■ **EXERCISE MATERIALS**
* * * *
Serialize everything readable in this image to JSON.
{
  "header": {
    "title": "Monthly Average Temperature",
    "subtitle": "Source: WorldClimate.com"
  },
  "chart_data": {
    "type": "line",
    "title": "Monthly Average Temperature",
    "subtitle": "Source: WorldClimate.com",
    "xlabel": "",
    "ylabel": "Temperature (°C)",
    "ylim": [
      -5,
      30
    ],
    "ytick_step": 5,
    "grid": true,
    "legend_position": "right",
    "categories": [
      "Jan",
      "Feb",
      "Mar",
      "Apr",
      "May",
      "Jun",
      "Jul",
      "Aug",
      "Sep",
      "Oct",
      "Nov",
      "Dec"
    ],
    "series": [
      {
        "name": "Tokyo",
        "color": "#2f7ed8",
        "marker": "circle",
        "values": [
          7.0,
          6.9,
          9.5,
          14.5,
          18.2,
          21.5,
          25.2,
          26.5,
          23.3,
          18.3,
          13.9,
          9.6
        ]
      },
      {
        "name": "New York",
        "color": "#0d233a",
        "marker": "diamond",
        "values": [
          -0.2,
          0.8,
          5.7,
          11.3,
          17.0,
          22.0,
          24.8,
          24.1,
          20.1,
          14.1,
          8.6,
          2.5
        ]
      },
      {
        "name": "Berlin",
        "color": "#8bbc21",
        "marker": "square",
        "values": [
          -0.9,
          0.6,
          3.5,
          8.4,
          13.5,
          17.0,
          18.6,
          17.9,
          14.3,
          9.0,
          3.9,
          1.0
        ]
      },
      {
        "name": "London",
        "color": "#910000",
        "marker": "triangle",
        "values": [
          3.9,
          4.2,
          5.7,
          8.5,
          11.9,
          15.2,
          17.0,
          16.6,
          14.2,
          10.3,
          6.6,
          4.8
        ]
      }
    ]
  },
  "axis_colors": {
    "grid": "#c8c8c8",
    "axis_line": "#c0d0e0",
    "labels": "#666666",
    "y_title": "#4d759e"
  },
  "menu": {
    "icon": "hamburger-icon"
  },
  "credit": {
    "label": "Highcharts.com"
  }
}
* * * *
■ **WHAT IS REQUIRED**
Repeat the lines above exactly.

■ **ANSWER FOR THIS EXERCISE**
Serialize everything readable in this image to JSON.
{
  "header": {
    "title": "Monthly Average Temperature",
    "subtitle": "Source: WorldClimate.com"
  },
  "chart_data": {
    "type": "line",
    "title": "Monthly Average Temperature",
    "subtitle": "Source: WorldClimate.com",
    "xlabel": "",
    "ylabel": "Temperature (°C)",
    "ylim": [
      -5,
      30
    ],
    "ytick_step": 5,
    "grid": true,
    "legend_position": "right",
    "categories": [
      "Jan",
      "Feb",
      "Mar",
      "Apr",
      "May",
      "Jun",
      "Jul",
      "Aug",
      "Sep",
      "Oct",
      "Nov",
      "Dec"
    ],
    "series": [
      {
        "name": "Tokyo",
        "color": "#2f7ed8",
        "marker": "circle",
        "values": [
          7.0,
          6.9,
          9.5,
          14.5,
          18.2,
          21.5,
          25.2,
          26.5,
          23.3,
          18.3,
          13.9,
          9.6
        ]
      },
      {
        "name": "New York",
        "color": "#0d233a",
        "marker": "diamond",
        "values": [
          -0.2,
          0.8,
          5.7,
          11.3,
          17.0,
          22.0,
          24.8,
          24.1,
          20.1,
          14.1,
          8.6,
          2.5
        ]
      },
      {
        "name": "Berlin",
        "color": "#8bbc21",
        "marker": "square",
        "values": [
          -0.9,
          0.6,
          3.5,
          8.4,
          13.5,
          17.0,
          18.6,
          17.9,
          14.3,
          9.0,
          3.9,
          1.0
        ]
      },
      {
        "name": "London",
        "color": "#910000",
        "marker": "triangle",
        "values": [
          3.9,
          4.2,
          5.7,
          8.5,
          11.9,
          15.2,
          17.0,
          16.6,
          14.2,
          10.3,
          6.6,
          4.8
        ]
      }
    ]
  },
  "axis_colors": {
    "grid": "#c8c8c8",
    "axis_line": "#c0d0e0",
    "labels": "#666666",
    "y_title": "#4d759e"
  },
  "menu": {
    "icon": "hamburger-icon"
  },
  "credit": {
    "label": "Highcharts.com"
  }
}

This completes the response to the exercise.